### STATED EXERCISE
The entries are to be returned exactly, with images left out.

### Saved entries
>> START

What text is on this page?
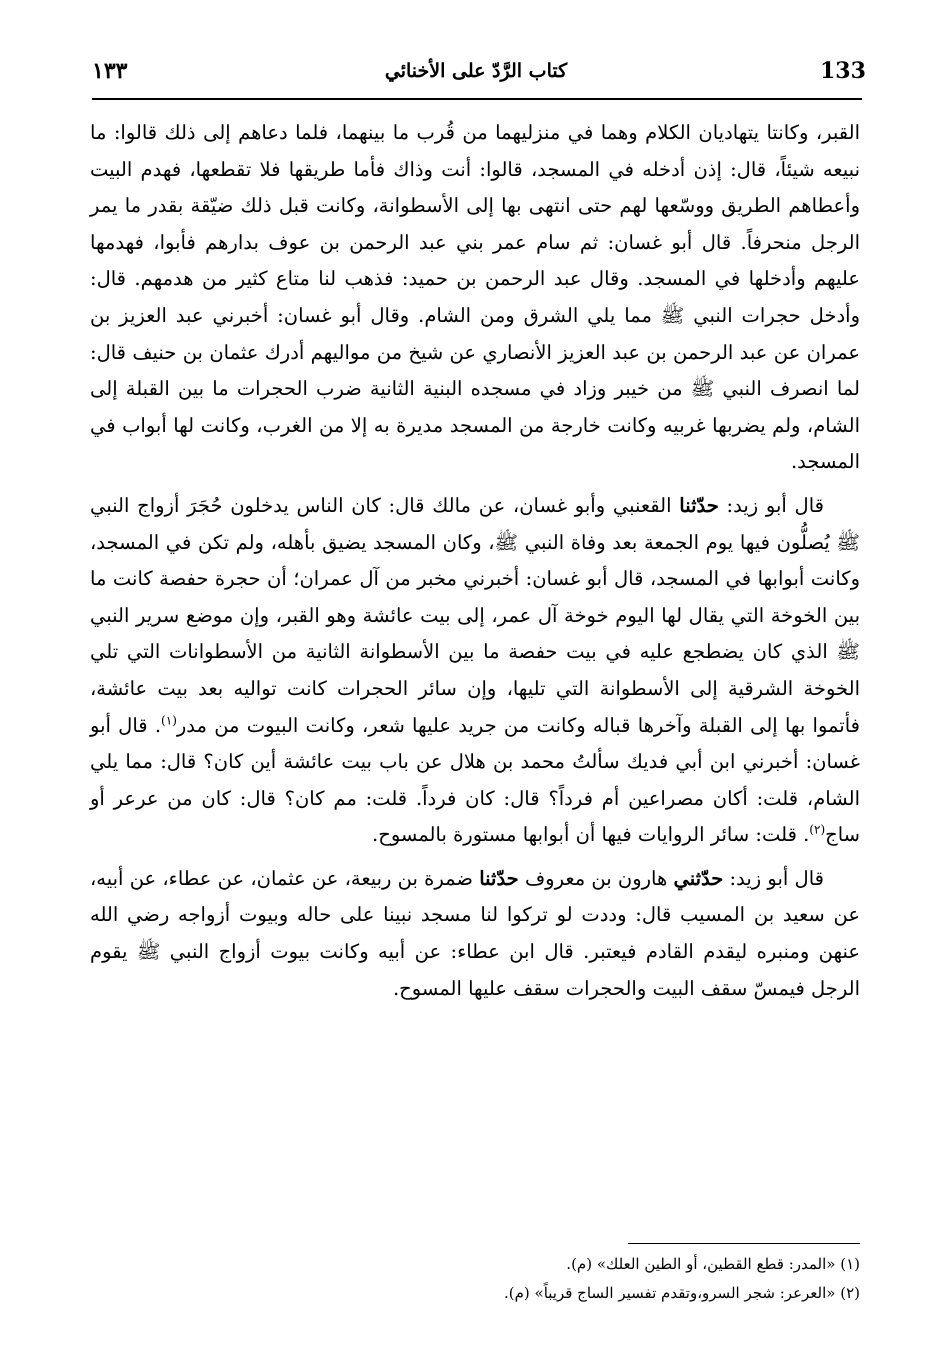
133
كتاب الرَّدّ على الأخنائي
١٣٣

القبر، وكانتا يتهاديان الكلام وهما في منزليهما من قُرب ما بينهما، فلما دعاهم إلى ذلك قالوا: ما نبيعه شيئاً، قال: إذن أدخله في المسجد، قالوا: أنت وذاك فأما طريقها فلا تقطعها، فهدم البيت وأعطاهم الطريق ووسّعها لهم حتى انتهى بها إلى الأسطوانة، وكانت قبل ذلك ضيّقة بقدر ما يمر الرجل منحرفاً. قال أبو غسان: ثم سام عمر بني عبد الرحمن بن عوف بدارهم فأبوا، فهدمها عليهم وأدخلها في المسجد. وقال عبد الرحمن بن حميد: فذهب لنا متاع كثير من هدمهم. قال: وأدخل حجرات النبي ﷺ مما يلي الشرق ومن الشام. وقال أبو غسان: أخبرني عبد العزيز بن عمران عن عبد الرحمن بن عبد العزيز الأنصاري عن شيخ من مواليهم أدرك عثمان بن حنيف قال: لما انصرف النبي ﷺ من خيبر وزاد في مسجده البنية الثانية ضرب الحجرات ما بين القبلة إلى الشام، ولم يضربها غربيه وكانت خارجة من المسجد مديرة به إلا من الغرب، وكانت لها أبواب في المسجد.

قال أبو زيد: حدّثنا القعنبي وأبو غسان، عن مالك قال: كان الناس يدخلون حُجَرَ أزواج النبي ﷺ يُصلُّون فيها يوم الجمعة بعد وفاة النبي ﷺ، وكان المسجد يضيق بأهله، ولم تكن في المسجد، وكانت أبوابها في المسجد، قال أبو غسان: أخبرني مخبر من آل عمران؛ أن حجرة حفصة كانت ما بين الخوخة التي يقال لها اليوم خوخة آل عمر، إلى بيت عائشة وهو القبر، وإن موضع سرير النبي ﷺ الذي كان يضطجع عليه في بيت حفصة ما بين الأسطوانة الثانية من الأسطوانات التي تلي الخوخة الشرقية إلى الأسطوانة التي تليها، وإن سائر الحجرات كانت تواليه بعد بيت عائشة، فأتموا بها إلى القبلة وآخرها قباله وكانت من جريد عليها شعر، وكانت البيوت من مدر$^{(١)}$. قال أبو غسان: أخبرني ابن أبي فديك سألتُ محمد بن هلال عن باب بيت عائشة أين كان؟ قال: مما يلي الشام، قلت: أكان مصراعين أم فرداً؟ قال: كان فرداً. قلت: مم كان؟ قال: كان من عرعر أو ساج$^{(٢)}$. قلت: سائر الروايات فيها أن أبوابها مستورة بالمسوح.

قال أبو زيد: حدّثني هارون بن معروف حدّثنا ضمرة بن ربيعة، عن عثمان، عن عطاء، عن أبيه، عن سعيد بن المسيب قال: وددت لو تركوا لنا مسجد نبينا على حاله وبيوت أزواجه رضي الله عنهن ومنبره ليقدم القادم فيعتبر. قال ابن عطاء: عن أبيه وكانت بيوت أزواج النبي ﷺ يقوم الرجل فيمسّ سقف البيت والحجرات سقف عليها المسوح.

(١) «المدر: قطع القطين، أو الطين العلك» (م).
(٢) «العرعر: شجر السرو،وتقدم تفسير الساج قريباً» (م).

>> END

### COMPLETED EXERCISE
What text is on this page?
133
كتاب الرَّدّ على الأخنائي
١٣٣

القبر، وكانتا يتهاديان الكلام وهما في منزليهما من قُرب ما بينهما، فلما دعاهم إلى ذلك قالوا: ما نبيعه شيئاً، قال: إذن أدخله في المسجد، قالوا: أنت وذاك فأما طريقها فلا تقطعها، فهدم البيت وأعطاهم الطريق ووسّعها لهم حتى انتهى بها إلى الأسطوانة، وكانت قبل ذلك ضيّقة بقدر ما يمر الرجل منحرفاً. قال أبو غسان: ثم سام عمر بني عبد الرحمن بن عوف بدارهم فأبوا، فهدمها عليهم وأدخلها في المسجد. وقال عبد الرحمن بن حميد: فذهب لنا متاع كثير من هدمهم. قال: وأدخل حجرات النبي ﷺ مما يلي الشرق ومن الشام. وقال أبو غسان: أخبرني عبد العزيز بن عمران عن عبد الرحمن بن عبد العزيز الأنصاري عن شيخ من مواليهم أدرك عثمان بن حنيف قال: لما انصرف النبي ﷺ من خيبر وزاد في مسجده البنية الثانية ضرب الحجرات ما بين القبلة إلى الشام، ولم يضربها غربيه وكانت خارجة من المسجد مديرة به إلا من الغرب، وكانت لها أبواب في المسجد.

قال أبو زيد: حدّثنا القعنبي وأبو غسان، عن مالك قال: كان الناس يدخلون حُجَرَ أزواج النبي ﷺ يُصلُّون فيها يوم الجمعة بعد وفاة النبي ﷺ، وكان المسجد يضيق بأهله، ولم تكن في المسجد، وكانت أبوابها في المسجد، قال أبو غسان: أخبرني مخبر من آل عمران؛ أن حجرة حفصة كانت ما بين الخوخة التي يقال لها اليوم خوخة آل عمر، إلى بيت عائشة وهو القبر، وإن موضع سرير النبي ﷺ الذي كان يضطجع عليه في بيت حفصة ما بين الأسطوانة الثانية من الأسطوانات التي تلي الخوخة الشرقية إلى الأسطوانة التي تليها، وإن سائر الحجرات كانت تواليه بعد بيت عائشة، فأتموا بها إلى القبلة وآخرها قباله وكانت من جريد عليها شعر، وكانت البيوت من مدر$^{(١)}$. قال أبو غسان: أخبرني ابن أبي فديك سألتُ محمد بن هلال عن باب بيت عائشة أين كان؟ قال: مما يلي الشام، قلت: أكان مصراعين أم فرداً؟ قال: كان فرداً. قلت: مم كان؟ قال: كان من عرعر أو ساج$^{(٢)}$. قلت: سائر الروايات فيها أن أبوابها مستورة بالمسوح.

قال أبو زيد: حدّثني هارون بن معروف حدّثنا ضمرة بن ربيعة، عن عثمان، عن عطاء، عن أبيه، عن سعيد بن المسيب قال: وددت لو تركوا لنا مسجد نبينا على حاله وبيوت أزواجه رضي الله عنهن ومنبره ليقدم القادم فيعتبر. قال ابن عطاء: عن أبيه وكانت بيوت أزواج النبي ﷺ يقوم الرجل فيمسّ سقف البيت والحجرات سقف عليها المسوح.

(١) «المدر: قطع القطين، أو الطين العلك» (م).
(٢) «العرعر: شجر السرو،وتقدم تفسير الساج قريباً» (م).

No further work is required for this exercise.